### [Set exercise]
Return each entry exactly, omitting nothing.

### [Records from a data source]
+++

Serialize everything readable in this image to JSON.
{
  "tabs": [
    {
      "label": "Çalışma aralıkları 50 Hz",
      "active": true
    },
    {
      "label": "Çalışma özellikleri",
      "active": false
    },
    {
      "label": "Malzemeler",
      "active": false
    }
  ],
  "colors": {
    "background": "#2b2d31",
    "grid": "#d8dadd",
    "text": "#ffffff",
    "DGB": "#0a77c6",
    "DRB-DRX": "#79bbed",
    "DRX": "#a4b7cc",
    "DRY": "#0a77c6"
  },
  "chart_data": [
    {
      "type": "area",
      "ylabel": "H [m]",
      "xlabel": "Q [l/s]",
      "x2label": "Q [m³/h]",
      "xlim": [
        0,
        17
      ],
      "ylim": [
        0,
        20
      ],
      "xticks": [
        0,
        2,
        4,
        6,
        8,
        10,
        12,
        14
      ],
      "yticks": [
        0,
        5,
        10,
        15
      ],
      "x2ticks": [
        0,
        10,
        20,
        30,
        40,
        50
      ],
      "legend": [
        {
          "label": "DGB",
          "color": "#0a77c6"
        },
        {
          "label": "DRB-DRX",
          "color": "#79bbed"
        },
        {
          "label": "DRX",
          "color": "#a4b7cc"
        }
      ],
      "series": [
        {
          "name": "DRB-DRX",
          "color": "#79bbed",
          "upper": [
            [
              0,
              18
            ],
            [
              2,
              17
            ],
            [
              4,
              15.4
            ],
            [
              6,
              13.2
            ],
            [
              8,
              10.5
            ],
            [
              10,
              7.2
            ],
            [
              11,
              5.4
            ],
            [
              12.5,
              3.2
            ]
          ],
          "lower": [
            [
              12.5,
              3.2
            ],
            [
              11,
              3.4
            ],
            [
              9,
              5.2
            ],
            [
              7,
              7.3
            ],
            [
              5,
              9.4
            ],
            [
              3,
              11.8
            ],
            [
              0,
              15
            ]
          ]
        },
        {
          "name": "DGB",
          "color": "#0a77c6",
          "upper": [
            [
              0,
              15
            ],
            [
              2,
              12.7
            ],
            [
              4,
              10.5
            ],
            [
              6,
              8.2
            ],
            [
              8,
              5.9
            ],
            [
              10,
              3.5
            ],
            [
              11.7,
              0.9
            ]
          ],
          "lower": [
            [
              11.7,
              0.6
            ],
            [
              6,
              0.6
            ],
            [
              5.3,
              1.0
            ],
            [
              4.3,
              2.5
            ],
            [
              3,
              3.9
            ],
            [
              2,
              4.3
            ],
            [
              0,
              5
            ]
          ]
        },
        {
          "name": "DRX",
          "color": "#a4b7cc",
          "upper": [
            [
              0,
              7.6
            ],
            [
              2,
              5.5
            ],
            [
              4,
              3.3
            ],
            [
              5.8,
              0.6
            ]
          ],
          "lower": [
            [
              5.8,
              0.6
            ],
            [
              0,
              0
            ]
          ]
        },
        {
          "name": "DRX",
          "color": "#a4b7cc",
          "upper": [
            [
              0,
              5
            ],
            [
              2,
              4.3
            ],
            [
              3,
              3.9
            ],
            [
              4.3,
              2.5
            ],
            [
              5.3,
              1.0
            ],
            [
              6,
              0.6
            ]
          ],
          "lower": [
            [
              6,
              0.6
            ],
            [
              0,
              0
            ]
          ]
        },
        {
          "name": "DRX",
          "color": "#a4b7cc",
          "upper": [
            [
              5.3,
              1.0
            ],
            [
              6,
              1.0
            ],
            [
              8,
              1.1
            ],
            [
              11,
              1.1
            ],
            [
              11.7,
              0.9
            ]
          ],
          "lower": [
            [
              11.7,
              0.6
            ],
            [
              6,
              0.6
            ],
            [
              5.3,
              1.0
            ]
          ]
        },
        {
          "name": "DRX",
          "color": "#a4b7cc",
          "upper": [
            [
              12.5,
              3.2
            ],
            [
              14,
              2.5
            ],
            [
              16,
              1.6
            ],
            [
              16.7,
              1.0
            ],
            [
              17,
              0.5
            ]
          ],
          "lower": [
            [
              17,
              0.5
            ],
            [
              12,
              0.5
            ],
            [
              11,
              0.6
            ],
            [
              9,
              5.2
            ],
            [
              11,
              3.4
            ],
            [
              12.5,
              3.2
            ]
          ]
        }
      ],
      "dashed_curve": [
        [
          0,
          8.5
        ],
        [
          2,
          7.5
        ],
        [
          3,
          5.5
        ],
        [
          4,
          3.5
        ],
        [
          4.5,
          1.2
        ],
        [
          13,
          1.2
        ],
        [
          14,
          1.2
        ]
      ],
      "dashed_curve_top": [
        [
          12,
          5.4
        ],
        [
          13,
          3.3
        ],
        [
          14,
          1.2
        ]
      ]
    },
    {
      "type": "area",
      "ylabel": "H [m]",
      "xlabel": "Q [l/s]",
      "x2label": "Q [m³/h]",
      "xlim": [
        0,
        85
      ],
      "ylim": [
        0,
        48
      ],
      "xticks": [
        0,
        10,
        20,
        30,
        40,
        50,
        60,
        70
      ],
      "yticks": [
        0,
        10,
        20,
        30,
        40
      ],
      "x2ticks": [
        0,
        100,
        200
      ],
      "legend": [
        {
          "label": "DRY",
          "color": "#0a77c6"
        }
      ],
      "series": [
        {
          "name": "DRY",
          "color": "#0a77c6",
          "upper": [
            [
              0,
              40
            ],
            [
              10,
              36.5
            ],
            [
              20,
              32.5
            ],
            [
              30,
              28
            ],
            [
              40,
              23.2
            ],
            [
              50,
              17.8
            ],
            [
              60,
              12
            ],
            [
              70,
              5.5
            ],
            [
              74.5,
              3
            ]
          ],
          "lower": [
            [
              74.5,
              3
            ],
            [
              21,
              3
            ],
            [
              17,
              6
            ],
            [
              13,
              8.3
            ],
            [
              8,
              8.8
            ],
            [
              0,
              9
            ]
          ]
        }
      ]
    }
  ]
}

+++

### [Answer for this exercise]
Serialize everything readable in this image to JSON.
{
  "tabs": [
    {
      "label": "Çalışma aralıkları 50 Hz",
      "active": true
    },
    {
      "label": "Çalışma özellikleri",
      "active": false
    },
    {
      "label": "Malzemeler",
      "active": false
    }
  ],
  "colors": {
    "background": "#2b2d31",
    "grid": "#d8dadd",
    "text": "#ffffff",
    "DGB": "#0a77c6",
    "DRB-DRX": "#79bbed",
    "DRX": "#a4b7cc",
    "DRY": "#0a77c6"
  },
  "chart_data": [
    {
      "type": "area",
      "ylabel": "H [m]",
      "xlabel": "Q [l/s]",
      "x2label": "Q [m³/h]",
      "xlim": [
        0,
        17
      ],
      "ylim": [
        0,
        20
      ],
      "xticks": [
        0,
        2,
        4,
        6,
        8,
        10,
        12,
        14
      ],
      "yticks": [
        0,
        5,
        10,
        15
      ],
      "x2ticks": [
        0,
        10,
        20,
        30,
        40,
        50
      ],
      "legend": [
        {
          "label": "DGB",
          "color": "#0a77c6"
        },
        {
          "label": "DRB-DRX",
          "color": "#79bbed"
        },
        {
          "label": "DRX",
          "color": "#a4b7cc"
        }
      ],
      "series": [
        {
          "name": "DRB-DRX",
          "color": "#79bbed",
          "upper": [
            [
              0,
              18
            ],
            [
              2,
              17
            ],
            [
              4,
              15.4
            ],
            [
              6,
              13.2
            ],
            [
              8,
              10.5
            ],
            [
              10,
              7.2
            ],
            [
              11,
              5.4
            ],
            [
              12.5,
              3.2
            ]
          ],
          "lower": [
            [
              12.5,
              3.2
            ],
            [
              11,
              3.4
            ],
            [
              9,
              5.2
            ],
            [
              7,
              7.3
            ],
            [
              5,
              9.4
            ],
            [
              3,
              11.8
            ],
            [
              0,
              15
            ]
          ]
        },
        {
          "name": "DGB",
          "color": "#0a77c6",
          "upper": [
            [
              0,
              15
            ],
            [
              2,
              12.7
            ],
            [
              4,
              10.5
            ],
            [
              6,
              8.2
            ],
            [
              8,
              5.9
            ],
            [
              10,
              3.5
            ],
            [
              11.7,
              0.9
            ]
          ],
          "lower": [
            [
              11.7,
              0.6
            ],
            [
              6,
              0.6
            ],
            [
              5.3,
              1.0
            ],
            [
              4.3,
              2.5
            ],
            [
              3,
              3.9
            ],
            [
              2,
              4.3
            ],
            [
              0,
              5
            ]
          ]
        },
        {
          "name": "DRX",
          "color": "#a4b7cc",
          "upper": [
            [
              0,
              7.6
            ],
            [
              2,
              5.5
            ],
            [
              4,
              3.3
            ],
            [
              5.8,
              0.6
            ]
          ],
          "lower": [
            [
              5.8,
              0.6
            ],
            [
              0,
              0
            ]
          ]
        },
        {
          "name": "DRX",
          "color": "#a4b7cc",
          "upper": [
            [
              0,
              5
            ],
            [
              2,
              4.3
            ],
            [
              3,
              3.9
            ],
            [
              4.3,
              2.5
            ],
            [
              5.3,
              1.0
            ],
            [
              6,
              0.6
            ]
          ],
          "lower": [
            [
              6,
              0.6
            ],
            [
              0,
              0
            ]
          ]
        },
        {
          "name": "DRX",
          "color": "#a4b7cc",
          "upper": [
            [
              5.3,
              1.0
            ],
            [
              6,
              1.0
            ],
            [
              8,
              1.1
            ],
            [
              11,
              1.1
            ],
            [
              11.7,
              0.9
            ]
          ],
          "lower": [
            [
              11.7,
              0.6
            ],
            [
              6,
              0.6
            ],
            [
              5.3,
              1.0
            ]
          ]
        },
        {
          "name": "DRX",
          "color": "#a4b7cc",
          "upper": [
            [
              12.5,
              3.2
            ],
            [
              14,
              2.5
            ],
            [
              16,
              1.6
            ],
            [
              16.7,
              1.0
            ],
            [
              17,
              0.5
            ]
          ],
          "lower": [
            [
              17,
              0.5
            ],
            [
              12,
              0.5
            ],
            [
              11,
              0.6
            ],
            [
              9,
              5.2
            ],
            [
              11,
              3.4
            ],
            [
              12.5,
              3.2
            ]
          ]
        }
      ],
      "dashed_curve": [
        [
          0,
          8.5
        ],
        [
          2,
          7.5
        ],
        [
          3,
          5.5
        ],
        [
          4,
          3.5
        ],
        [
          4.5,
          1.2
        ],
        [
          13,
          1.2
        ],
        [
          14,
          1.2
        ]
      ],
      "dashed_curve_top": [
        [
          12,
          5.4
        ],
        [
          13,
          3.3
        ],
        [
          14,
          1.2
        ]
      ]
    },
    {
      "type": "area",
      "ylabel": "H [m]",
      "xlabel": "Q [l/s]",
      "x2label": "Q [m³/h]",
      "xlim": [
        0,
        85
      ],
      "ylim": [
        0,
        48
      ],
      "xticks": [
        0,
        10,
        20,
        30,
        40,
        50,
        60,
        70
      ],
      "yticks": [
        0,
        10,
        20,
        30,
        40
      ],
      "x2ticks": [
        0,
        100,
        200
      ],
      "legend": [
        {
          "label": "DRY",
          "color": "#0a77c6"
        }
      ],
      "series": [
        {
          "name": "DRY",
          "color": "#0a77c6",
          "upper": [
            [
              0,
              40
            ],
            [
              10,
              36.5
            ],
            [
              20,
              32.5
            ],
            [
              30,
              28
            ],
            [
              40,
              23.2
            ],
            [
              50,
              17.8
            ],
            [
              60,
              12
            ],
            [
              70,
              5.5
            ],
            [
              74.5,
              3
            ]
          ],
          "lower": [
            [
              74.5,
              3
            ],
            [
              21,
              3
            ],
            [
              17,
              6
            ],
            [
              13,
              8.3
            ],
            [
              8,
              8.8
            ],
            [
              0,
              9
            ]
          ]
        }
      ]
    }
  ]
}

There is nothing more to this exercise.